■ Task inputs:
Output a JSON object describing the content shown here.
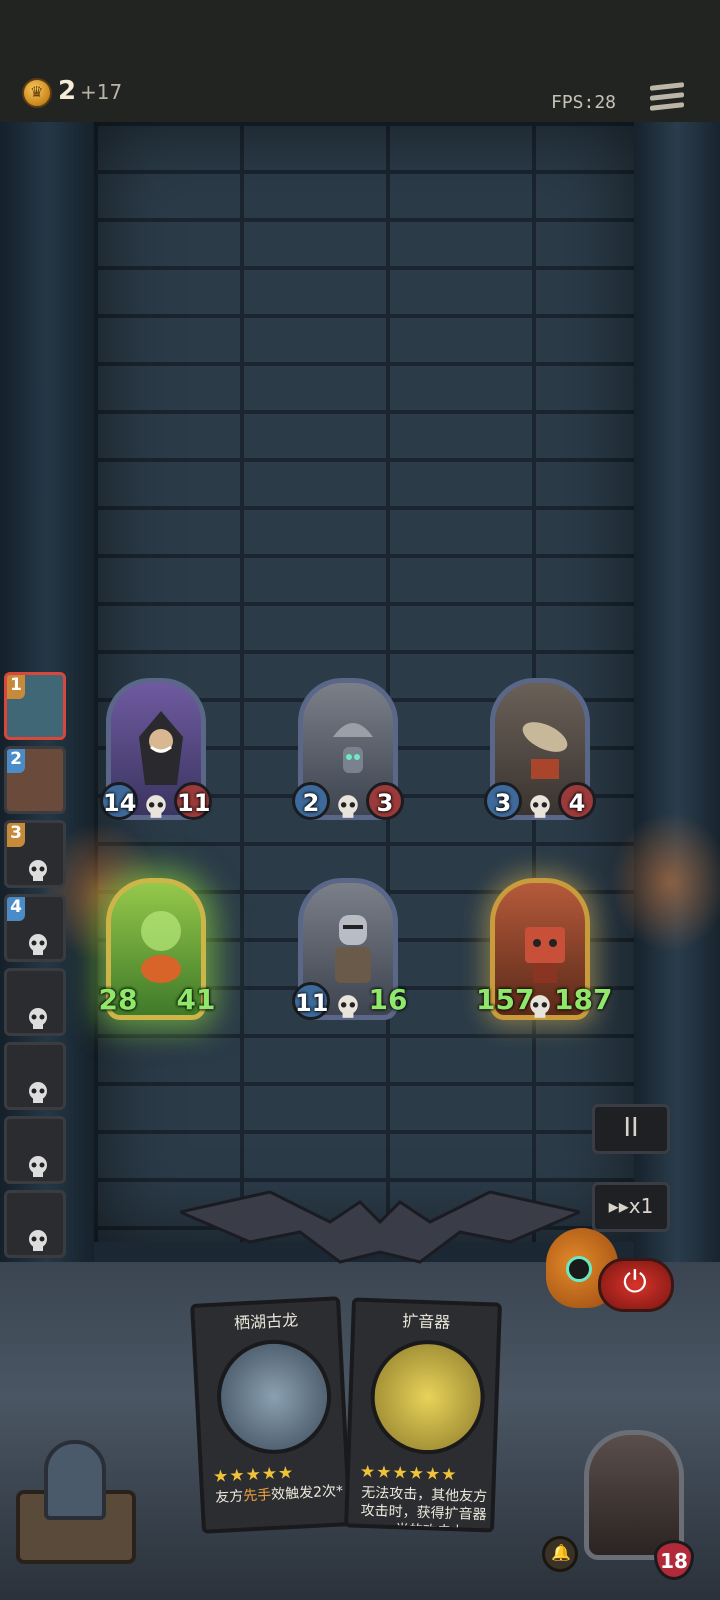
{
  "top_bar": {
    "gold": "2",
    "gold_increment": "+17",
    "fps": "FPS:28"
  },
  "turn_queue": [
    {
      "order": "1",
      "state": "active"
    },
    {
      "order": "2",
      "state": "next"
    },
    {
      "order": "3",
      "state": "waiting"
    },
    {
      "order": "4",
      "state": "waiting"
    },
    {
      "order": "",
      "state": "waiting"
    },
    {
      "order": "",
      "state": "waiting"
    },
    {
      "order": "",
      "state": "waiting"
    },
    {
      "order": "",
      "state": "waiting"
    }
  ],
  "board": {
    "enemy_row": [
      {
        "name": "hooded-rogue",
        "attack": "14",
        "health": "11"
      },
      {
        "name": "robot-bell",
        "attack": "2",
        "health": "3"
      },
      {
        "name": "rocket-crate",
        "attack": "3",
        "health": "4"
      }
    ],
    "player_row": [
      {
        "name": "green-spirit",
        "attack": "28",
        "health": "41"
      },
      {
        "name": "armored-knight",
        "attack": "11",
        "health": "16"
      },
      {
        "name": "red-golem",
        "attack": "157",
        "health": "187"
      }
    ]
  },
  "controls": {
    "pause_label": "II",
    "speed_label": "▸▸x1"
  },
  "hand": [
    {
      "title": "栖湖古龙",
      "stars": "★★★★★",
      "desc_prefix": "友方",
      "desc_keyword": "先手",
      "desc_suffix": "效触发2次*"
    },
    {
      "title": "扩音器",
      "stars": "★★★★★★",
      "desc_full": "无法攻击，其他友方攻击时，获得扩音器一半的攻击力"
    }
  ],
  "hero": {
    "health": "18"
  },
  "colors": {
    "gold_coin": "#f7c85a",
    "buffed_stat": "#8fe86a",
    "keyword": "#f0a040",
    "power_button": "#d8332a"
  }
}
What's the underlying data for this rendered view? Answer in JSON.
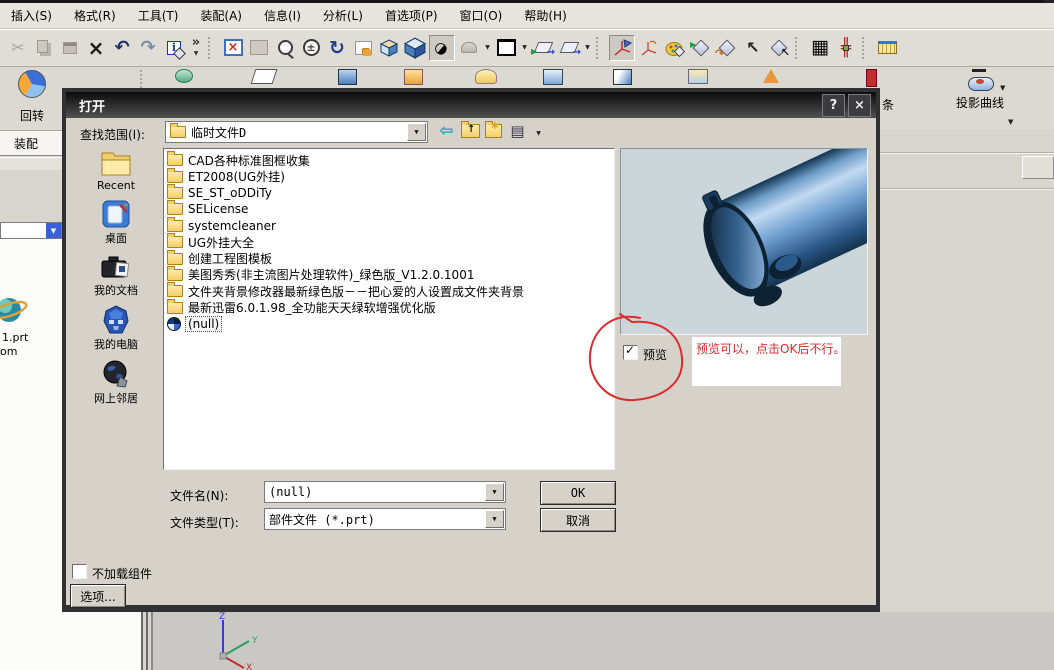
{
  "colors": {
    "annotation_red": "#dd2b2b",
    "model_blue": "#4a7fc0",
    "dialog_title_bar": "#0b0b0b",
    "dialog_bg": "#d6d2ca",
    "preview_bg": "#ccd5da"
  },
  "menu_bar": {
    "items": [
      "插入(S)",
      "格式(R)",
      "工具(T)",
      "装配(A)",
      "信息(I)",
      "分析(L)",
      "首选项(P)",
      "窗口(O)",
      "帮助(H)"
    ]
  },
  "toolbars": {
    "row1_icons": [
      "cut",
      "copy",
      "paste",
      "delete",
      "undo",
      "redo",
      "export-info",
      "overflow",
      "fit-view",
      "fill-view",
      "zoom-box",
      "zoom-in-out",
      "rotate-view",
      "pan-view",
      "shaded-cube",
      "navigation-cube",
      "display-shaded",
      "hidden-edges",
      "blank-view",
      "datum-plane",
      "datum-plane-dropdown",
      "csys-dynamic",
      "csys-orient",
      "role-palette",
      "snap-play",
      "reorder",
      "cursor-select",
      "snap-cursor",
      "grid",
      "point-set",
      "ruler"
    ],
    "row2": {
      "revolve_label": "回转",
      "project_curve_label": "投影曲线",
      "partial_label": "条"
    }
  },
  "left_panel": {
    "assembly_label": "装配",
    "desktop_shortcut_line1": "1.prt",
    "desktop_shortcut_line2": "om"
  },
  "viewport": {
    "axis_x": "X",
    "axis_y": "Y",
    "axis_z": "Z"
  },
  "dialog": {
    "title": "打开",
    "help": "?",
    "close": "×",
    "look_in": {
      "label": "查找范围(I):",
      "value": "临时文件D"
    },
    "nav_icons": [
      "back-icon",
      "up-folder-icon",
      "new-folder-icon",
      "views-icon"
    ],
    "files": [
      {
        "name": "CAD各种标准图框收集",
        "icon": "folder",
        "selected": false
      },
      {
        "name": "ET2008(UG外挂)",
        "icon": "folder",
        "selected": false
      },
      {
        "name": "SE_ST_oDDiTy",
        "icon": "folder",
        "selected": false
      },
      {
        "name": "SELicense",
        "icon": "folder",
        "selected": false
      },
      {
        "name": "systemcleaner",
        "icon": "folder",
        "selected": false
      },
      {
        "name": "UG外挂大全",
        "icon": "folder",
        "selected": false
      },
      {
        "name": "创建工程图模板",
        "icon": "folder",
        "selected": false
      },
      {
        "name": "美图秀秀(非主流图片处理软件)_绿色版_V1.2.0.1001",
        "icon": "folder",
        "selected": false
      },
      {
        "name": "文件夹背景修改器最新绿色版－－把心爱的人设置成文件夹背景",
        "icon": "folder",
        "selected": false
      },
      {
        "name": "最新迅雷6.0.1.98_全功能天天绿软增强优化版",
        "icon": "folder",
        "selected": false
      },
      {
        "name": "(null)",
        "icon": "part",
        "selected": true
      }
    ],
    "places": [
      {
        "label": "Recent",
        "icon": "recent-folder-icon"
      },
      {
        "label": "桌面",
        "icon": "desktop-icon"
      },
      {
        "label": "我的文档",
        "icon": "my-documents-icon"
      },
      {
        "label": "我的电脑",
        "icon": "my-computer-icon"
      },
      {
        "label": "网上邻居",
        "icon": "network-places-icon"
      }
    ],
    "preview": {
      "checkbox_label": "预览",
      "checked": true
    },
    "annotation": {
      "text": "预览可以，点击OK后不行。",
      "color": "#dd2b2b"
    },
    "file_name": {
      "label": "文件名(N):",
      "value": "(null)"
    },
    "file_type": {
      "label": "文件类型(T):",
      "value": "部件文件 (*.prt)"
    },
    "buttons": {
      "ok": "OK",
      "cancel": "取消",
      "options": "选项..."
    },
    "no_load": {
      "label": "不加载组件",
      "checked": false
    }
  }
}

■ What the task requires: Count every line in the data where the string "value" occurs. Give nothing except the number.

■ Expected output: 3